What is needed » Transcribe all records exactly.

Dataset rows »
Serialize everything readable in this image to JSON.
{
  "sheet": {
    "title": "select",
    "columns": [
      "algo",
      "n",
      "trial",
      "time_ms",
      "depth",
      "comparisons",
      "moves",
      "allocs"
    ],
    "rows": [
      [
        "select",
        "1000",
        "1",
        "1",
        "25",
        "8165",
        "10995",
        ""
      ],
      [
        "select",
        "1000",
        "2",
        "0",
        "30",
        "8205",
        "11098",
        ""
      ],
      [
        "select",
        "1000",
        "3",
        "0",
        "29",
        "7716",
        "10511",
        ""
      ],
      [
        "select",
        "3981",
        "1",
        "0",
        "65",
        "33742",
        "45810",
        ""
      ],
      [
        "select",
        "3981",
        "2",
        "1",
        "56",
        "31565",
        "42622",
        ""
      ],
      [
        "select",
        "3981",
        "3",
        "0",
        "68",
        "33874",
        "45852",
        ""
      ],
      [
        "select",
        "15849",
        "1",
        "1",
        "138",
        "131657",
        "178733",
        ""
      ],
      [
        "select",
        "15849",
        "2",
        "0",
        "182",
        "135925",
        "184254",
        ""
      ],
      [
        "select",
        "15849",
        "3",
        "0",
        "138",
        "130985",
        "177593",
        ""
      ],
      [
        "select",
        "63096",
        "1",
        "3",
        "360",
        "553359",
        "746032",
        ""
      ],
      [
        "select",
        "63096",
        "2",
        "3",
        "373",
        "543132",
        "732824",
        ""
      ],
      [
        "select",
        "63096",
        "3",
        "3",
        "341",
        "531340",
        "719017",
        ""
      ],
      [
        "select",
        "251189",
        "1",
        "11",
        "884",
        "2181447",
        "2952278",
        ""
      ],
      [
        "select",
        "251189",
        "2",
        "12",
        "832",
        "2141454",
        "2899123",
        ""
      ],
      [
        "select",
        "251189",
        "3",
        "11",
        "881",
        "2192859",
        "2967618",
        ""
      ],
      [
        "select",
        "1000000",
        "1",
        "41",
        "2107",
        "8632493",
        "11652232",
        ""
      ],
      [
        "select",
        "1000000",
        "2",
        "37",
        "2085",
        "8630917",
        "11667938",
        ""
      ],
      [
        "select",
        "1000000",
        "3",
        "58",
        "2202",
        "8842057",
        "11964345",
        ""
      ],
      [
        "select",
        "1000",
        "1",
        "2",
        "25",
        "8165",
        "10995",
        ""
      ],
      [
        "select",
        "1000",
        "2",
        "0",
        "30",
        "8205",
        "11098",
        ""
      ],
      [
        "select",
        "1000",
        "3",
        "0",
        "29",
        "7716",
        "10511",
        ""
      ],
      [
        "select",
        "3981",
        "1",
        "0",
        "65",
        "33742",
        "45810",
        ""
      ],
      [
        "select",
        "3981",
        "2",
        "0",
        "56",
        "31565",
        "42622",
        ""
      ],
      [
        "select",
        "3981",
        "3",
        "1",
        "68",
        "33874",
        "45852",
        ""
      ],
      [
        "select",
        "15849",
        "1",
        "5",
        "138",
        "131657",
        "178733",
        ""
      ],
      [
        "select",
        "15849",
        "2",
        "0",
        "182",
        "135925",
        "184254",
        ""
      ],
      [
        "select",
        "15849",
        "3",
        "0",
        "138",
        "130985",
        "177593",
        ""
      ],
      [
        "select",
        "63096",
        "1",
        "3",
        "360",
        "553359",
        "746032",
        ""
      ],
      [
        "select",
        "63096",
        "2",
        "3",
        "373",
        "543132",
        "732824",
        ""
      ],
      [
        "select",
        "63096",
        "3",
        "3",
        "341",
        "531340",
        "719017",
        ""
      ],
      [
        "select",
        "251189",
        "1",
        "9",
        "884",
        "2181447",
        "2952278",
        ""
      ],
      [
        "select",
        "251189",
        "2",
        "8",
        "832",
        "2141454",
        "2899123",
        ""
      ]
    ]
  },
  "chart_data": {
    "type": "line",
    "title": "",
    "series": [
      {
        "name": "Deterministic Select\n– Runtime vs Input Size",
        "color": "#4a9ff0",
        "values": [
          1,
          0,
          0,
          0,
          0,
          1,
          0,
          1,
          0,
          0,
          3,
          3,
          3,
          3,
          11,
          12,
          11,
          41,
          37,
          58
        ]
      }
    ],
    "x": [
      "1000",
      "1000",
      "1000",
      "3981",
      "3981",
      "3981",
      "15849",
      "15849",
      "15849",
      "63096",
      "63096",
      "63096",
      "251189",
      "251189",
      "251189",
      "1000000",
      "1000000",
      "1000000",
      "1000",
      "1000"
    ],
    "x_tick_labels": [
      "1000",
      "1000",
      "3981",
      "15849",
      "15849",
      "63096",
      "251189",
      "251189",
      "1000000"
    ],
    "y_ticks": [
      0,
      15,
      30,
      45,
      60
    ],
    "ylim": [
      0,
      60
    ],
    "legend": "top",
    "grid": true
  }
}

Task solution »
Serialize everything readable in this image to JSON.
{
  "sheet": {
    "title": "select",
    "columns": [
      "algo",
      "n",
      "trial",
      "time_ms",
      "depth",
      "comparisons",
      "moves",
      "allocs"
    ],
    "rows": [
      [
        "select",
        "1000",
        "1",
        "1",
        "25",
        "8165",
        "10995",
        ""
      ],
      [
        "select",
        "1000",
        "2",
        "0",
        "30",
        "8205",
        "11098",
        ""
      ],
      [
        "select",
        "1000",
        "3",
        "0",
        "29",
        "7716",
        "10511",
        ""
      ],
      [
        "select",
        "3981",
        "1",
        "0",
        "65",
        "33742",
        "45810",
        ""
      ],
      [
        "select",
        "3981",
        "2",
        "1",
        "56",
        "31565",
        "42622",
        ""
      ],
      [
        "select",
        "3981",
        "3",
        "0",
        "68",
        "33874",
        "45852",
        ""
      ],
      [
        "select",
        "15849",
        "1",
        "1",
        "138",
        "131657",
        "178733",
        ""
      ],
      [
        "select",
        "15849",
        "2",
        "0",
        "182",
        "135925",
        "184254",
        ""
      ],
      [
        "select",
        "15849",
        "3",
        "0",
        "138",
        "130985",
        "177593",
        ""
      ],
      [
        "select",
        "63096",
        "1",
        "3",
        "360",
        "553359",
        "746032",
        ""
      ],
      [
        "select",
        "63096",
        "2",
        "3",
        "373",
        "543132",
        "732824",
        ""
      ],
      [
        "select",
        "63096",
        "3",
        "3",
        "341",
        "531340",
        "719017",
        ""
      ],
      [
        "select",
        "251189",
        "1",
        "11",
        "884",
        "2181447",
        "2952278",
        ""
      ],
      [
        "select",
        "251189",
        "2",
        "12",
        "832",
        "2141454",
        "2899123",
        ""
      ],
      [
        "select",
        "251189",
        "3",
        "11",
        "881",
        "2192859",
        "2967618",
        ""
      ],
      [
        "select",
        "1000000",
        "1",
        "41",
        "2107",
        "8632493",
        "11652232",
        ""
      ],
      [
        "select",
        "1000000",
        "2",
        "37",
        "2085",
        "8630917",
        "11667938",
        ""
      ],
      [
        "select",
        "1000000",
        "3",
        "58",
        "2202",
        "8842057",
        "11964345",
        ""
      ],
      [
        "select",
        "1000",
        "1",
        "2",
        "25",
        "8165",
        "10995",
        ""
      ],
      [
        "select",
        "1000",
        "2",
        "0",
        "30",
        "8205",
        "11098",
        ""
      ],
      [
        "select",
        "1000",
        "3",
        "0",
        "29",
        "7716",
        "10511",
        ""
      ],
      [
        "select",
        "3981",
        "1",
        "0",
        "65",
        "33742",
        "45810",
        ""
      ],
      [
        "select",
        "3981",
        "2",
        "0",
        "56",
        "31565",
        "42622",
        ""
      ],
      [
        "select",
        "3981",
        "3",
        "1",
        "68",
        "33874",
        "45852",
        ""
      ],
      [
        "select",
        "15849",
        "1",
        "5",
        "138",
        "131657",
        "178733",
        ""
      ],
      [
        "select",
        "15849",
        "2",
        "0",
        "182",
        "135925",
        "184254",
        ""
      ],
      [
        "select",
        "15849",
        "3",
        "0",
        "138",
        "130985",
        "177593",
        ""
      ],
      [
        "select",
        "63096",
        "1",
        "3",
        "360",
        "553359",
        "746032",
        ""
      ],
      [
        "select",
        "63096",
        "2",
        "3",
        "373",
        "543132",
        "732824",
        ""
      ],
      [
        "select",
        "63096",
        "3",
        "3",
        "341",
        "531340",
        "719017",
        ""
      ],
      [
        "select",
        "251189",
        "1",
        "9",
        "884",
        "2181447",
        "2952278",
        ""
      ],
      [
        "select",
        "251189",
        "2",
        "8",
        "832",
        "2141454",
        "2899123",
        ""
      ]
    ]
  },
  "chart_data": {
    "type": "line",
    "title": "",
    "series": [
      {
        "name": "Deterministic Select\n– Runtime vs Input Size",
        "color": "#4a9ff0",
        "values": [
          1,
          0,
          0,
          0,
          0,
          1,
          0,
          1,
          0,
          0,
          3,
          3,
          3,
          3,
          11,
          12,
          11,
          41,
          37,
          58
        ]
      }
    ],
    "x": [
      "1000",
      "1000",
      "1000",
      "3981",
      "3981",
      "3981",
      "15849",
      "15849",
      "15849",
      "63096",
      "63096",
      "63096",
      "251189",
      "251189",
      "251189",
      "1000000",
      "1000000",
      "1000000",
      "1000",
      "1000"
    ],
    "x_tick_labels": [
      "1000",
      "1000",
      "3981",
      "15849",
      "15849",
      "63096",
      "251189",
      "251189",
      "1000000"
    ],
    "y_ticks": [
      0,
      15,
      30,
      45,
      60
    ],
    "ylim": [
      0,
      60
    ],
    "legend": "top",
    "grid": true
  }
}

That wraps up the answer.